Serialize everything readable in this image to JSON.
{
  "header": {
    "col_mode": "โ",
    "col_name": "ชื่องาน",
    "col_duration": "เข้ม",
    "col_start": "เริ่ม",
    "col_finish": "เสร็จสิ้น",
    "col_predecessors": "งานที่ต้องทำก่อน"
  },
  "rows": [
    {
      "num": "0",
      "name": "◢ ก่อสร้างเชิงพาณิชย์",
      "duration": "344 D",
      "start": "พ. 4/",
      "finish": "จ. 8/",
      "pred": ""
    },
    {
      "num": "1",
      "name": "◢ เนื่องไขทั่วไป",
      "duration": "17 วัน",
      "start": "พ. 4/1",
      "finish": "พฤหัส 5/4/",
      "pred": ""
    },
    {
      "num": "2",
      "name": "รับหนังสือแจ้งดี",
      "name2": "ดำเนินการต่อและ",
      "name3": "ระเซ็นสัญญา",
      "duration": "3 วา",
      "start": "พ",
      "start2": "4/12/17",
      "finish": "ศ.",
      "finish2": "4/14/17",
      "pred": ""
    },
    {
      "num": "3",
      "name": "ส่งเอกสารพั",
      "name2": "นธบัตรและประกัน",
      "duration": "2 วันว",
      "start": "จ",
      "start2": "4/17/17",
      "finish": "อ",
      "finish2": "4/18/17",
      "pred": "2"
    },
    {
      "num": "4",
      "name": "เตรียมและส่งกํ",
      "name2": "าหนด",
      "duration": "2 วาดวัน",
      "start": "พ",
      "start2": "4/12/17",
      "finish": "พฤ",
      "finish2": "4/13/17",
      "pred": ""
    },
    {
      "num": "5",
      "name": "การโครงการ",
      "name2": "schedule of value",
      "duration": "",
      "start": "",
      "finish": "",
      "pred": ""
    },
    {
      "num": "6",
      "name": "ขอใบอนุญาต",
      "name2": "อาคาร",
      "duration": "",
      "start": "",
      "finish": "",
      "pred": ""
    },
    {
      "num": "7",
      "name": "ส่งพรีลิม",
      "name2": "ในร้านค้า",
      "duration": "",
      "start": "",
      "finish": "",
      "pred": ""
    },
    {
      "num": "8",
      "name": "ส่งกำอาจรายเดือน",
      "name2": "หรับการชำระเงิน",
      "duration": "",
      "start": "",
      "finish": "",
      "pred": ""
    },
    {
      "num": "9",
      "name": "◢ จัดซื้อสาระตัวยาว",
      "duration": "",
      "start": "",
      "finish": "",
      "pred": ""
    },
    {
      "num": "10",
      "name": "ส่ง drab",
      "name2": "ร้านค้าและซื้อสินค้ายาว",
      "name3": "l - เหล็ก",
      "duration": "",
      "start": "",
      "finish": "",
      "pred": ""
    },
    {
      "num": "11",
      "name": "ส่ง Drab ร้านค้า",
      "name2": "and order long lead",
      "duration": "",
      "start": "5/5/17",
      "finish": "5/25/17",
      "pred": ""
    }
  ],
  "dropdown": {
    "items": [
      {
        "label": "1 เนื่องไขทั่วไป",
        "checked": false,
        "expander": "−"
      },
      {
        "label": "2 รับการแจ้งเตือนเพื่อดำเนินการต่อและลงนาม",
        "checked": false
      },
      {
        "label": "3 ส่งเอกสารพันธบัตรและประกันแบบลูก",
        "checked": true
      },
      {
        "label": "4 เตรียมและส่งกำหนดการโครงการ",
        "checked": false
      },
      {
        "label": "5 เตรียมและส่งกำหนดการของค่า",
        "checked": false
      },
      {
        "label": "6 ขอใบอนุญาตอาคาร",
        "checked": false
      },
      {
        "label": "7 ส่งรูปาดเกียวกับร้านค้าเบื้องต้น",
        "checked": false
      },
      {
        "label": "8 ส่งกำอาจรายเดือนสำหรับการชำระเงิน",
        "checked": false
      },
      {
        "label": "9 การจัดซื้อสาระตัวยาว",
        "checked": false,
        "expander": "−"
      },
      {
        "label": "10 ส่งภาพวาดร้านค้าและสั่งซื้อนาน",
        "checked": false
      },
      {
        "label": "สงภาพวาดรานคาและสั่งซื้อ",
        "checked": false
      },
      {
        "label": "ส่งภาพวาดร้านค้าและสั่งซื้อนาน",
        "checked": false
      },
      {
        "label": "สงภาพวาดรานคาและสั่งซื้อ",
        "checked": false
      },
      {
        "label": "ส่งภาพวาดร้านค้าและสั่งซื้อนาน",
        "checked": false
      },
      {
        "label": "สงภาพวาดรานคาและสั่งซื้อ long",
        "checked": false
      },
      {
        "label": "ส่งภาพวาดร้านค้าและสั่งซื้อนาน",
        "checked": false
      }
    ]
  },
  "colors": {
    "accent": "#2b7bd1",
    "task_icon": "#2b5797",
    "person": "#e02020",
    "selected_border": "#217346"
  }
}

○ ○ ○ ○ ○ ○ ○

Go through the entries above and copy every line containing "long".

Final result —
      "name2": "and order long lead",
        "label": "สงภาพวาดรานคาและสั่งซื้อ long",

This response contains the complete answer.